>>>>>

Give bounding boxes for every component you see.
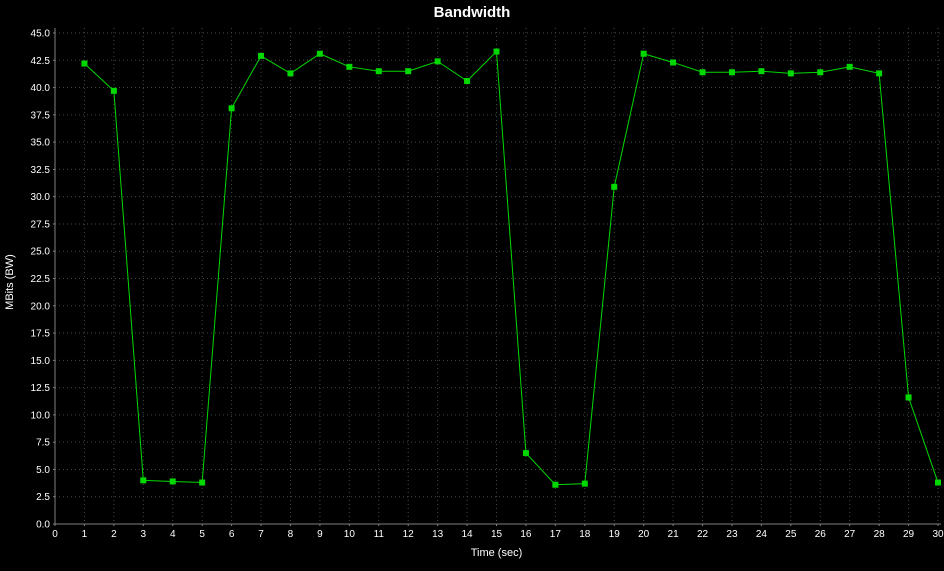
data-point-marker: [169, 478, 176, 485]
y-tick-label: 37.5: [31, 110, 51, 121]
data-point-marker: [316, 50, 323, 57]
data-point-marker: [846, 63, 853, 70]
y-tick-label: 45.0: [31, 29, 51, 40]
data-point-marker: [434, 58, 441, 65]
y-tick-label: 7.5: [36, 438, 50, 449]
data-point-marker: [787, 70, 794, 77]
x-tick-label: 12: [403, 529, 415, 540]
y-tick-label: 22.5: [31, 274, 51, 285]
y-tick-label: 17.5: [31, 329, 51, 340]
data-point-marker: [375, 68, 382, 75]
x-tick-label: 6: [229, 529, 235, 540]
x-tick-label: 4: [170, 529, 176, 540]
x-tick-label: 7: [258, 529, 264, 540]
x-tick-label: 18: [579, 529, 591, 540]
data-point-marker: [287, 70, 294, 77]
x-tick-label: 3: [141, 529, 147, 540]
x-tick-label: 10: [344, 529, 356, 540]
x-tick-label: 23: [726, 529, 738, 540]
x-tick-label: 0: [52, 529, 58, 540]
x-tick-label: 21: [668, 529, 680, 540]
x-tick-label: 11: [374, 529, 385, 540]
data-point-marker: [699, 69, 706, 76]
data-point-marker: [935, 479, 941, 486]
data-point-marker: [405, 68, 412, 75]
y-tick-label: 20.0: [31, 301, 51, 312]
y-tick-label: 2.5: [36, 492, 50, 503]
x-tick-label: 29: [903, 529, 915, 540]
y-tick-label: 5.0: [36, 465, 50, 476]
x-tick-label: 25: [785, 529, 797, 540]
data-point-marker: [258, 52, 265, 59]
y-tick-label: 15.0: [31, 356, 51, 367]
y-tick-label: 10.0: [31, 410, 51, 421]
data-point-marker: [464, 78, 471, 85]
x-tick-label: 14: [462, 529, 474, 540]
x-tick-label: 20: [638, 529, 650, 540]
data-point-marker: [522, 450, 529, 457]
x-tick-label: 24: [756, 529, 768, 540]
y-tick-label: 12.5: [31, 383, 51, 394]
y-tick-label: 32.5: [31, 165, 51, 176]
bandwidth-line: [84, 50, 939, 486]
data-point-marker: [493, 48, 500, 55]
data-point-marker: [552, 481, 559, 488]
data-point-marker: [817, 69, 824, 76]
data-point-marker: [905, 394, 912, 401]
y-tick-label: 35.0: [31, 138, 51, 149]
x-tick-label: 1: [82, 529, 88, 540]
x-tick-label: 30: [932, 529, 944, 540]
x-tick-label: 19: [609, 529, 621, 540]
data-point-marker: [728, 69, 735, 76]
data-point-marker: [758, 68, 765, 75]
data-point-marker: [670, 59, 677, 66]
x-tick-label: 27: [844, 529, 856, 540]
data-point-marker: [110, 87, 117, 94]
x-tick-label: 5: [199, 529, 205, 540]
data-point-marker: [199, 479, 206, 486]
y-tick-label: 27.5: [31, 219, 51, 230]
x-tick-label: 9: [317, 529, 323, 540]
data-point-marker: [140, 477, 147, 484]
x-tick-label: 17: [550, 529, 562, 540]
chart-title: Bandwidth: [433, 4, 511, 21]
y-tick-label: 42.5: [31, 56, 51, 67]
data-point-marker: [81, 60, 88, 67]
data-point-marker: [611, 183, 618, 190]
x-tick-label: 8: [288, 529, 294, 540]
x-tick-label: 16: [520, 529, 532, 540]
data-point-marker: [228, 105, 235, 112]
y-tick-label: 40.0: [31, 83, 51, 94]
data-point-marker: [876, 70, 883, 77]
x-tick-label: 28: [874, 529, 886, 540]
x-tick-label: 26: [815, 529, 827, 540]
x-tick-label: 2: [111, 529, 117, 540]
y-tick-label: 0.0: [36, 520, 50, 531]
x-tick-label: 22: [697, 529, 709, 540]
data-point-marker: [346, 63, 353, 70]
x-axis-label: Time (sec): [470, 547, 523, 559]
data-point-marker: [640, 50, 647, 57]
data-point-marker: [581, 480, 588, 487]
y-tick-label: 25.0: [31, 247, 51, 258]
x-tick-label: 15: [491, 529, 503, 540]
y-tick-label: 30.0: [31, 192, 51, 203]
x-tick-label: 13: [432, 529, 444, 540]
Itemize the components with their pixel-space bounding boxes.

<<<<<

Reproduce every one of the lines above word for word, leaving out the picture.

Task solution:
Give bounding boxes for every component you see.
data-point-marker: [169, 478, 176, 485]
y-tick-label: 37.5: [31, 110, 51, 121]
data-point-marker: [316, 50, 323, 57]
data-point-marker: [846, 63, 853, 70]
y-tick-label: 45.0: [31, 29, 51, 40]
data-point-marker: [434, 58, 441, 65]
y-tick-label: 7.5: [36, 438, 50, 449]
data-point-marker: [787, 70, 794, 77]
x-tick-label: 12: [403, 529, 415, 540]
y-tick-label: 22.5: [31, 274, 51, 285]
y-tick-label: 17.5: [31, 329, 51, 340]
data-point-marker: [375, 68, 382, 75]
x-tick-label: 6: [229, 529, 235, 540]
x-tick-label: 4: [170, 529, 176, 540]
x-tick-label: 7: [258, 529, 264, 540]
x-tick-label: 18: [579, 529, 591, 540]
data-point-marker: [287, 70, 294, 77]
x-tick-label: 3: [141, 529, 147, 540]
x-tick-label: 10: [344, 529, 356, 540]
x-tick-label: 23: [726, 529, 738, 540]
x-tick-label: 0: [52, 529, 58, 540]
x-tick-label: 21: [668, 529, 680, 540]
x-tick-label: 11: [374, 529, 385, 540]
data-point-marker: [699, 69, 706, 76]
data-point-marker: [935, 479, 941, 486]
data-point-marker: [405, 68, 412, 75]
y-tick-label: 20.0: [31, 301, 51, 312]
y-tick-label: 2.5: [36, 492, 50, 503]
x-tick-label: 29: [903, 529, 915, 540]
y-tick-label: 5.0: [36, 465, 50, 476]
x-tick-label: 25: [785, 529, 797, 540]
data-point-marker: [258, 52, 265, 59]
y-tick-label: 15.0: [31, 356, 51, 367]
y-tick-label: 10.0: [31, 410, 51, 421]
data-point-marker: [464, 78, 471, 85]
x-tick-label: 14: [462, 529, 474, 540]
x-tick-label: 20: [638, 529, 650, 540]
data-point-marker: [522, 450, 529, 457]
x-tick-label: 24: [756, 529, 768, 540]
y-tick-label: 12.5: [31, 383, 51, 394]
y-tick-label: 32.5: [31, 165, 51, 176]
bandwidth-line: [84, 50, 939, 486]
data-point-marker: [493, 48, 500, 55]
data-point-marker: [552, 481, 559, 488]
data-point-marker: [817, 69, 824, 76]
data-point-marker: [905, 394, 912, 401]
y-tick-label: 35.0: [31, 138, 51, 149]
x-tick-label: 1: [82, 529, 88, 540]
x-tick-label: 30: [932, 529, 944, 540]
x-tick-label: 19: [609, 529, 621, 540]
data-point-marker: [728, 69, 735, 76]
data-point-marker: [758, 68, 765, 75]
data-point-marker: [670, 59, 677, 66]
x-tick-label: 27: [844, 529, 856, 540]
data-point-marker: [110, 87, 117, 94]
x-tick-label: 5: [199, 529, 205, 540]
data-point-marker: [199, 479, 206, 486]
y-tick-label: 27.5: [31, 219, 51, 230]
x-tick-label: 9: [317, 529, 323, 540]
data-point-marker: [140, 477, 147, 484]
x-tick-label: 17: [550, 529, 562, 540]
chart-title: Bandwidth: [433, 4, 511, 21]
y-tick-label: 42.5: [31, 56, 51, 67]
data-point-marker: [81, 60, 88, 67]
data-point-marker: [611, 183, 618, 190]
x-tick-label: 8: [288, 529, 294, 540]
x-tick-label: 16: [520, 529, 532, 540]
data-point-marker: [228, 105, 235, 112]
y-tick-label: 40.0: [31, 83, 51, 94]
data-point-marker: [876, 70, 883, 77]
x-tick-label: 28: [874, 529, 886, 540]
x-tick-label: 26: [815, 529, 827, 540]
x-tick-label: 2: [111, 529, 117, 540]
y-tick-label: 0.0: [36, 520, 50, 531]
x-tick-label: 22: [697, 529, 709, 540]
data-point-marker: [346, 63, 353, 70]
x-axis-label: Time (sec): [470, 547, 523, 559]
data-point-marker: [640, 50, 647, 57]
data-point-marker: [581, 480, 588, 487]
y-tick-label: 25.0: [31, 247, 51, 258]
x-tick-label: 15: [491, 529, 503, 540]
y-tick-label: 30.0: [31, 192, 51, 203]
x-tick-label: 13: [432, 529, 444, 540]
Itemize the components with their pixel-space bounding boxes.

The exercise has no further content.